### Material provided
════════════════════
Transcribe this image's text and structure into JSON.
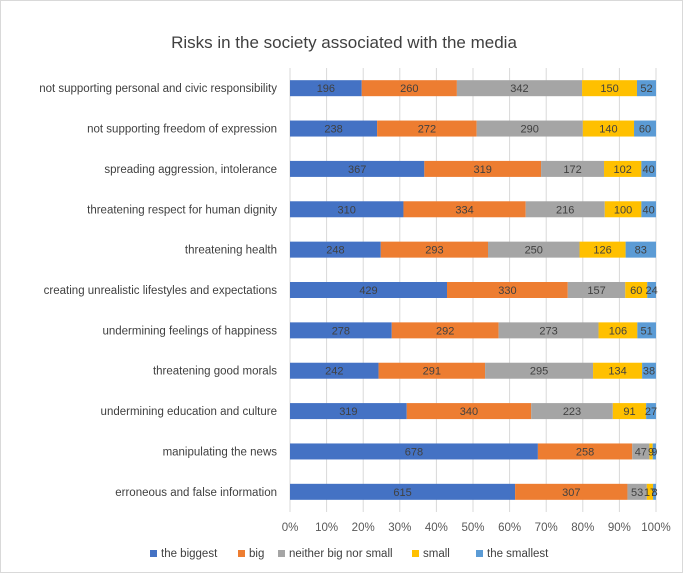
{
  "chart_data": {
    "type": "bar",
    "orientation": "horizontal",
    "stacked": "percent",
    "title": "Risks in the society associated with the media",
    "categories": [
      "not supporting personal and civic responsibility",
      "not supporting freedom of expression",
      "spreading aggression, intolerance",
      "threatening respect for human dignity",
      "threatening health",
      "creating unrealistic lifestyles and expectations",
      "undermining feelings of happiness",
      "threatening good morals",
      "undermining education and culture",
      "manipulating the news",
      "erroneous and false information"
    ],
    "series": [
      {
        "name": "the biggest",
        "color": "#4472c4",
        "label_color": "#404040",
        "values": [
          196,
          238,
          367,
          310,
          248,
          429,
          278,
          242,
          319,
          678,
          615
        ]
      },
      {
        "name": "big",
        "color": "#ed7d31",
        "label_color": "#404040",
        "values": [
          260,
          272,
          319,
          334,
          293,
          330,
          292,
          291,
          340,
          258,
          307
        ]
      },
      {
        "name": "neither big nor small",
        "color": "#a5a5a5",
        "label_color": "#404040",
        "values": [
          342,
          290,
          172,
          216,
          250,
          157,
          273,
          295,
          223,
          47,
          53
        ]
      },
      {
        "name": "small",
        "color": "#ffc000",
        "label_color": "#404040",
        "values": [
          150,
          140,
          102,
          100,
          126,
          60,
          106,
          134,
          91,
          9,
          17
        ]
      },
      {
        "name": "the smallest",
        "color": "#5b9bd5",
        "label_color": "#404040",
        "values": [
          52,
          60,
          40,
          40,
          83,
          24,
          51,
          38,
          27,
          9,
          8
        ]
      }
    ],
    "xaxis": {
      "range": [
        0,
        100
      ],
      "ticks": [
        "0%",
        "10%",
        "20%",
        "30%",
        "40%",
        "50%",
        "60%",
        "70%",
        "80%",
        "90%",
        "100%"
      ]
    },
    "grid": true,
    "gridline_color": "#d9d9d9",
    "legend_position": "bottom"
  }
}
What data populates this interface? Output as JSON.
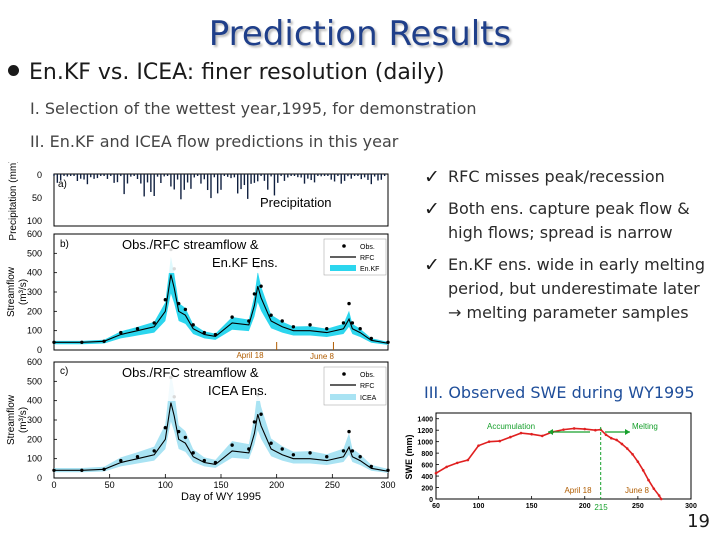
════════════════════
### Task requirements
Look through the listing and extract every line with "supporting" in it.

### Full output
      "not supporting personal and civic responsibility",
      "not supporting freedom of expression",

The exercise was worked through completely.